- _PROBLEM STATEMENT_
Below are records. Copy every line with "Move" in it.

····················

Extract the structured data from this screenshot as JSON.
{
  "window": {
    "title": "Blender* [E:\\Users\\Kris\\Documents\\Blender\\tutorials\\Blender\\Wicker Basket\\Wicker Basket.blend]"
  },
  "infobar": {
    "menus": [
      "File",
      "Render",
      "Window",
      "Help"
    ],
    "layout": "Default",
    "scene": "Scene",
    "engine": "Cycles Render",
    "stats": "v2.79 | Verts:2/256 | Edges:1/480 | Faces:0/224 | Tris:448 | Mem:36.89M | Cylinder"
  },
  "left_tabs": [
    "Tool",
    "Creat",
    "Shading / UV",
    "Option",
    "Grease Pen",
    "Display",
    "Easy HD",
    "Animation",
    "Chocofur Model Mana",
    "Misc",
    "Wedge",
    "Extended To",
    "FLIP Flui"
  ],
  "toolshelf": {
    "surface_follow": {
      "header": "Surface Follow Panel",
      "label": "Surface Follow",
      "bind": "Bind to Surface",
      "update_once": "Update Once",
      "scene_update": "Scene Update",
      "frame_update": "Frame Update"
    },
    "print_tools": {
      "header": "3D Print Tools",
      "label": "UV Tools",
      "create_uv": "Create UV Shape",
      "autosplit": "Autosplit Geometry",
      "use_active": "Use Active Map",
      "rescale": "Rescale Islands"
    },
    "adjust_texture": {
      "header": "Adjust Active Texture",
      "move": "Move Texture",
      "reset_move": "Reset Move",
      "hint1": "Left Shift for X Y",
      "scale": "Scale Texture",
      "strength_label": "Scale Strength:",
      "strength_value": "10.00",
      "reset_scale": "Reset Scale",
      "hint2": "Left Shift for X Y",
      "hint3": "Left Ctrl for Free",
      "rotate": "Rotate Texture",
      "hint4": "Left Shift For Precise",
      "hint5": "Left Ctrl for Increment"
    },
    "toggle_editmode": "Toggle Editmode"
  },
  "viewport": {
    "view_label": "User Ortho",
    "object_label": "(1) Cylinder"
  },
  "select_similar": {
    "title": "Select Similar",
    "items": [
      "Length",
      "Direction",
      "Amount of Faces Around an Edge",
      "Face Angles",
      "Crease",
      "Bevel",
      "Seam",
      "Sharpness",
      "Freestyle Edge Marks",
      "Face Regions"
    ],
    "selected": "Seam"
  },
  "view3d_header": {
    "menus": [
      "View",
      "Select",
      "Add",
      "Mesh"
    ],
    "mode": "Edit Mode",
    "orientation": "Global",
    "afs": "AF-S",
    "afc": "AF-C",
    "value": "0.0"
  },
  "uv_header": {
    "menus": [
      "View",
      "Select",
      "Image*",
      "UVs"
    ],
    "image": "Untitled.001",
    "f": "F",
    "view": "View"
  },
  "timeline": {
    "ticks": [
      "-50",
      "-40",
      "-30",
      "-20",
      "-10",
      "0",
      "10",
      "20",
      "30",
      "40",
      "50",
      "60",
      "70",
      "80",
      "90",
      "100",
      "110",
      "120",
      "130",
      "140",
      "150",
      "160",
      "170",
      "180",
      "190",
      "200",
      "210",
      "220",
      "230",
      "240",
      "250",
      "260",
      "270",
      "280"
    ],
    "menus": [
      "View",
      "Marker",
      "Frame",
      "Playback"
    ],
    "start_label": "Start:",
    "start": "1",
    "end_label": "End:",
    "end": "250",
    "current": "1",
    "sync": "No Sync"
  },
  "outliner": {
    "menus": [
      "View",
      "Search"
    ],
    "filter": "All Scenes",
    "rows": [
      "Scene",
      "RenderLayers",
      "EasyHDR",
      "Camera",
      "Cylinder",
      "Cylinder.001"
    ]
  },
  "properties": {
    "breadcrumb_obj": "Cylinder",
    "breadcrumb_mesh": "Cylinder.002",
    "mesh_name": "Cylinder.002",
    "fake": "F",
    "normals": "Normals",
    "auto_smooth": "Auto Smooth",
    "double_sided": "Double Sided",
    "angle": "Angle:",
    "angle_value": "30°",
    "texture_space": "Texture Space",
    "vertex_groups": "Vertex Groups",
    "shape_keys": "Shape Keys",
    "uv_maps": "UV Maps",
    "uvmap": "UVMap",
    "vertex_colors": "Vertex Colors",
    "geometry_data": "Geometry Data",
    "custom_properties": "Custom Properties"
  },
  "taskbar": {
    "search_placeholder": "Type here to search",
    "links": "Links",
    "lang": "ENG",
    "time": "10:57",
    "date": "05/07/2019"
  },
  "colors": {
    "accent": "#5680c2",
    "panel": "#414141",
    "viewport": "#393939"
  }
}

····················

- _THE ANSWER_
      "move": "Move Texture",
      "reset_move": "Reset Move",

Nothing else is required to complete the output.